### Exercise goal
Output the records exactly as they appear, with no pictures included.

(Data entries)

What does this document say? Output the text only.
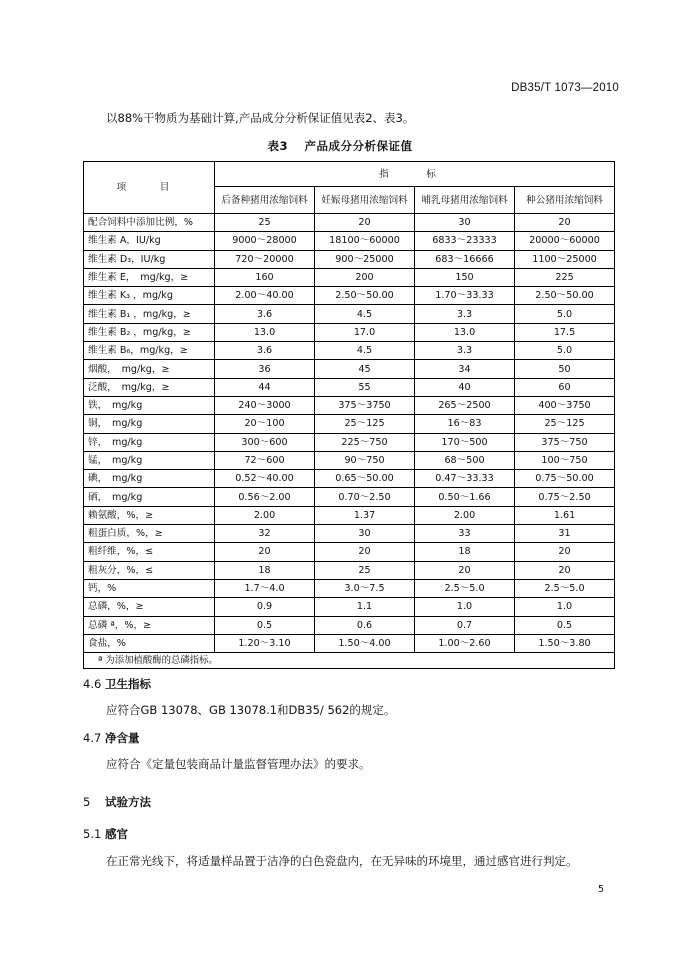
DB35/T 1073—2010
以88%干物质为基础计算,产品成分分析保证值见表2、表3。
表3　 产品成分分析保证值
项　目	指　标			
	后备种猪用浓缩饲料	妊娠母猪用浓缩饲料	哺乳母猪用浓缩饲料	种公猪用浓缩饲料
配合饲料中添加比例，%	25	20	30	20
维生素 A，IU/kg	9000～28000	18100～60000	6833～23333	20000～60000
维生素 D₃，IU/kg	720～20000	900～25000	683～16666	1100～25000
维生素 E，　mg/kg，≥	160	200	150	225
维生素 K₃ ，mg/kg	2.00～40.00	2.50～50.00	1.70～33.33	2.50～50.00
维生素 B₁ ，mg/kg，≥	3.6	4.5	3.3	5.0
维生素 B₂ ，mg/kg，≥	13.0	17.0	13.0	17.5
维生素 B₆，mg/kg，≥	3.6	4.5	3.3	5.0
烟酸，　mg/kg，≥	36	45	34	50
泛酸，　mg/kg，≥	44	55	40	60
铁，　mg/kg	240～3000	375～3750	265～2500	400～3750
铜，　mg/kg	20～100	25～125	16～83	25～125
锌，　mg/kg	300～600	225～750	170～500	375～750
锰，　mg/kg	72～600	90～750	68～500	100～750
碘，　mg/kg	0.52～40.00	0.65～50.00	0.47～33.33	0.75～50.00
硒，　mg/kg	0.56～2.00	0.70～2.50	0.50～1.66	0.75～2.50
赖氨酸，%，≥	2.00	1.37	2.00	1.61
粗蛋白质，%，≥	32	30	33	31
粗纤维，%，≤	20	20	18	20
粗灰分，%，≤	18	25	20	20
钙，%	1.7～4.0	3.0～7.5	2.5～5.0	2.5～5.0
总磷，%，≥	0.9	1.1	1.0	1.0
总磷 ª，%，≥	0.5	0.6	0.7	0.5
食盐，%	1.20～3.10	1.50～4.00	1.00～2.60	1.50～3.80
ª 为添加植酸酶的总磷指标。				
4.6 卫生指标
应符合GB 13078、GB 13078.1和DB35/ 562的规定。
4.7 净含量
应符合《定量包装商品计量监督管理办法》的要求。
5 试验方法
5.1 感官
在正常光线下，将适量样品置于洁净的白色瓷盘内，在无异味的环境里，通过感官进行判定。
5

### Solution for this task
What does this document say? Output the text only.
DB35/T 1073—2010
以88%干物质为基础计算,产品成分分析保证值见表2、表3。
表3　 产品成分分析保证值
项　目	指　标			
	后备种猪用浓缩饲料	妊娠母猪用浓缩饲料	哺乳母猪用浓缩饲料	种公猪用浓缩饲料
配合饲料中添加比例，%	25	20	30	20
维生素 A，IU/kg	9000～28000	18100～60000	6833～23333	20000～60000
维生素 D₃，IU/kg	720～20000	900～25000	683～16666	1100～25000
维生素 E，　mg/kg，≥	160	200	150	225
维生素 K₃ ，mg/kg	2.00～40.00	2.50～50.00	1.70～33.33	2.50～50.00
维生素 B₁ ，mg/kg，≥	3.6	4.5	3.3	5.0
维生素 B₂ ，mg/kg，≥	13.0	17.0	13.0	17.5
维生素 B₆，mg/kg，≥	3.6	4.5	3.3	5.0
烟酸，　mg/kg，≥	36	45	34	50
泛酸，　mg/kg，≥	44	55	40	60
铁，　mg/kg	240～3000	375～3750	265～2500	400～3750
铜，　mg/kg	20～100	25～125	16～83	25～125
锌，　mg/kg	300～600	225～750	170～500	375～750
锰，　mg/kg	72～600	90～750	68～500	100～750
碘，　mg/kg	0.52～40.00	0.65～50.00	0.47～33.33	0.75～50.00
硒，　mg/kg	0.56～2.00	0.70～2.50	0.50～1.66	0.75～2.50
赖氨酸，%，≥	2.00	1.37	2.00	1.61
粗蛋白质，%，≥	32	30	33	31
粗纤维，%，≤	20	20	18	20
粗灰分，%，≤	18	25	20	20
钙，%	1.7～4.0	3.0～7.5	2.5～5.0	2.5～5.0
总磷，%，≥	0.9	1.1	1.0	1.0
总磷 ª，%，≥	0.5	0.6	0.7	0.5
食盐，%	1.20～3.10	1.50～4.00	1.00～2.60	1.50～3.80
ª 为添加植酸酶的总磷指标。				
4.6 卫生指标
应符合GB 13078、GB 13078.1和DB35/ 562的规定。
4.7 净含量
应符合《定量包装商品计量监督管理办法》的要求。
5 试验方法
5.1 感官
在正常光线下，将适量样品置于洁净的白色瓷盘内，在无异味的环境里，通过感官进行判定。
5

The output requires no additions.